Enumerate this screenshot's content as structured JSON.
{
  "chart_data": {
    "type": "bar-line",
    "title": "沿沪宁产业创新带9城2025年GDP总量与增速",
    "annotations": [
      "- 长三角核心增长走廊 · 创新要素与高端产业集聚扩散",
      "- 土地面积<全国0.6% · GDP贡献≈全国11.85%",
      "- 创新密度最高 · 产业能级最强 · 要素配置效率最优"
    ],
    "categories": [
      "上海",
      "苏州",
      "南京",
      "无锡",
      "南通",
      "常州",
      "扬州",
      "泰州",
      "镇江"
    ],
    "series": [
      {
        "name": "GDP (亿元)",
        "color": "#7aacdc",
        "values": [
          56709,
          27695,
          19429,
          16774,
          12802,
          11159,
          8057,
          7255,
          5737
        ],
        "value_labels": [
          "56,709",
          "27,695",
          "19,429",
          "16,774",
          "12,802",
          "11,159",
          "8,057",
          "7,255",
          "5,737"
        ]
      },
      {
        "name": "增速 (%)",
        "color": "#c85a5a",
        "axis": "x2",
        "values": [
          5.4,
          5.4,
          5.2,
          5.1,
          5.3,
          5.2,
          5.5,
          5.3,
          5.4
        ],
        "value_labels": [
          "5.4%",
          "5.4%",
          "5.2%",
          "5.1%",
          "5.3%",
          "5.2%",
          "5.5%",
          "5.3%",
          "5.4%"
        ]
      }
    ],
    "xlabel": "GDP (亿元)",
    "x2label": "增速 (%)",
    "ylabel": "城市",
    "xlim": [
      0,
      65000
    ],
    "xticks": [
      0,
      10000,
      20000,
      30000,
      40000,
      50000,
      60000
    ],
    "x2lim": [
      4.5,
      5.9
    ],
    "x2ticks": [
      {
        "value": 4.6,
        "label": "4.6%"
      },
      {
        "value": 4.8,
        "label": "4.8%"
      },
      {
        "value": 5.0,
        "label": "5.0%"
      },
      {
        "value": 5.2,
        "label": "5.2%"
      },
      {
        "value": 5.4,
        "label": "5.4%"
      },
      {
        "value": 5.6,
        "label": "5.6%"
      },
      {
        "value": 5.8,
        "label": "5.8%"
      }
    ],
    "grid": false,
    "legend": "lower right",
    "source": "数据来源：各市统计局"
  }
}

⁂

Exercise aim:
Repeat all of the records above exactly as written.

Completed task:
Enumerate this screenshot's content as structured JSON.
{
  "chart_data": {
    "type": "bar-line",
    "title": "沿沪宁产业创新带9城2025年GDP总量与增速",
    "annotations": [
      "- 长三角核心增长走廊 · 创新要素与高端产业集聚扩散",
      "- 土地面积<全国0.6% · GDP贡献≈全国11.85%",
      "- 创新密度最高 · 产业能级最强 · 要素配置效率最优"
    ],
    "categories": [
      "上海",
      "苏州",
      "南京",
      "无锡",
      "南通",
      "常州",
      "扬州",
      "泰州",
      "镇江"
    ],
    "series": [
      {
        "name": "GDP (亿元)",
        "color": "#7aacdc",
        "values": [
          56709,
          27695,
          19429,
          16774,
          12802,
          11159,
          8057,
          7255,
          5737
        ],
        "value_labels": [
          "56,709",
          "27,695",
          "19,429",
          "16,774",
          "12,802",
          "11,159",
          "8,057",
          "7,255",
          "5,737"
        ]
      },
      {
        "name": "增速 (%)",
        "color": "#c85a5a",
        "axis": "x2",
        "values": [
          5.4,
          5.4,
          5.2,
          5.1,
          5.3,
          5.2,
          5.5,
          5.3,
          5.4
        ],
        "value_labels": [
          "5.4%",
          "5.4%",
          "5.2%",
          "5.1%",
          "5.3%",
          "5.2%",
          "5.5%",
          "5.3%",
          "5.4%"
        ]
      }
    ],
    "xlabel": "GDP (亿元)",
    "x2label": "增速 (%)",
    "ylabel": "城市",
    "xlim": [
      0,
      65000
    ],
    "xticks": [
      0,
      10000,
      20000,
      30000,
      40000,
      50000,
      60000
    ],
    "x2lim": [
      4.5,
      5.9
    ],
    "x2ticks": [
      {
        "value": 4.6,
        "label": "4.6%"
      },
      {
        "value": 4.8,
        "label": "4.8%"
      },
      {
        "value": 5.0,
        "label": "5.0%"
      },
      {
        "value": 5.2,
        "label": "5.2%"
      },
      {
        "value": 5.4,
        "label": "5.4%"
      },
      {
        "value": 5.6,
        "label": "5.6%"
      },
      {
        "value": 5.8,
        "label": "5.8%"
      }
    ],
    "grid": false,
    "legend": "lower right",
    "source": "数据来源：各市统计局"
  }
}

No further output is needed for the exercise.